**Задание**. Обновите записи ниже: везде замените "Aboru" на "Ikotun" и воспроизведите все строки без других изменений. Изображения в ответ не включайте.

**Фрагмент данных**.
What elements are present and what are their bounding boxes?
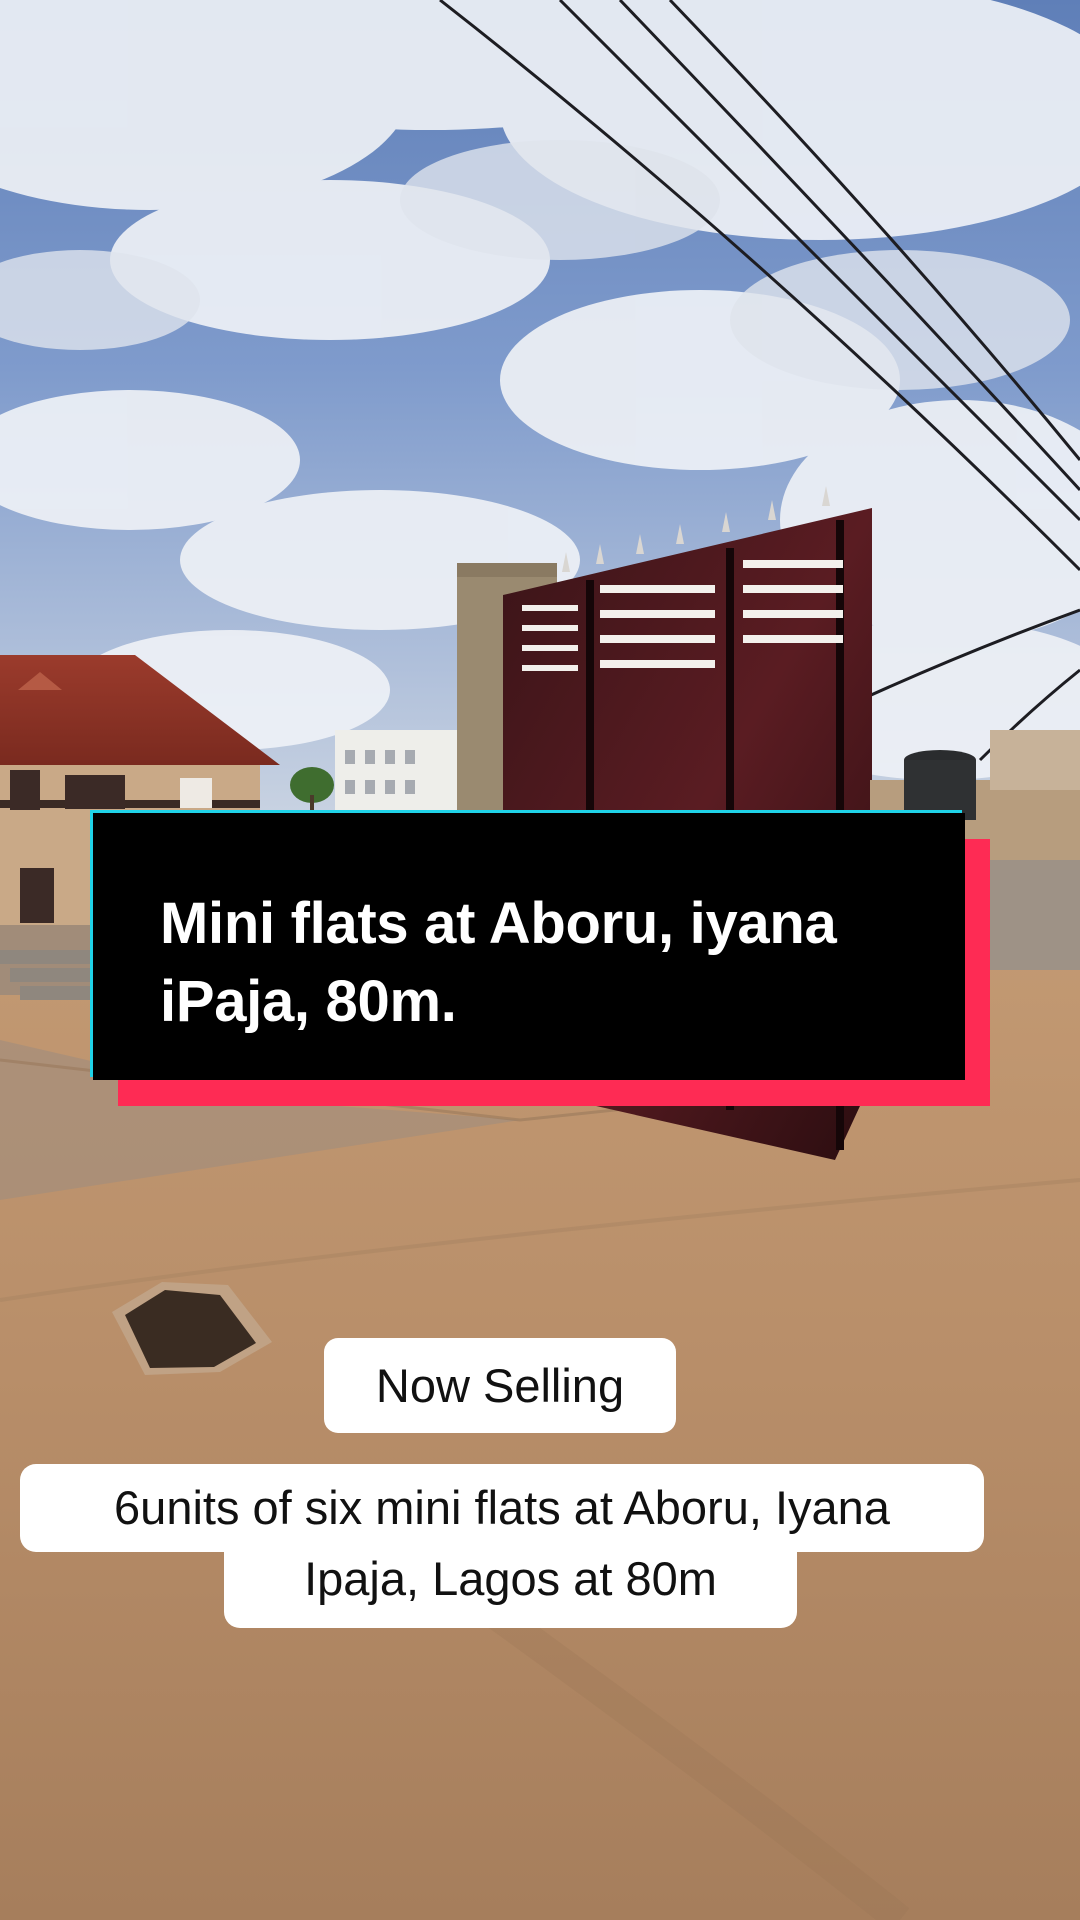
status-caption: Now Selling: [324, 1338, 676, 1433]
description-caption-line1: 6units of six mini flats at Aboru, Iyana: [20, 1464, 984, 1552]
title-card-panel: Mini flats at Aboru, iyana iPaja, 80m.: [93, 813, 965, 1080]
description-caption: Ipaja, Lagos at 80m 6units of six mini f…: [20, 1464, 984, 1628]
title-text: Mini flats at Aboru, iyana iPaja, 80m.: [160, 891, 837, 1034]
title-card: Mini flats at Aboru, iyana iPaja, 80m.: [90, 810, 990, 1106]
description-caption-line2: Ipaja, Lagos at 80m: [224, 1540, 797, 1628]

**Результат выполнения**.
What elements are present and what are their bounding boxes?
status-caption: Now Selling: [324, 1338, 676, 1433]
description-caption-line1: 6units of six mini flats at Ikotun, Iyana: [20, 1464, 984, 1552]
title-card-panel: Mini flats at Ikotun, iyana iPaja, 80m.: [93, 813, 965, 1080]
description-caption: Ipaja, Lagos at 80m 6units of six mini f…: [20, 1464, 984, 1628]
title-text: Mini flats at Ikotun, iyana iPaja, 80m.: [160, 891, 837, 1034]
title-card: Mini flats at Ikotun, iyana iPaja, 80m.: [90, 810, 990, 1106]
description-caption-line2: Ipaja, Lagos at 80m: [224, 1540, 797, 1628]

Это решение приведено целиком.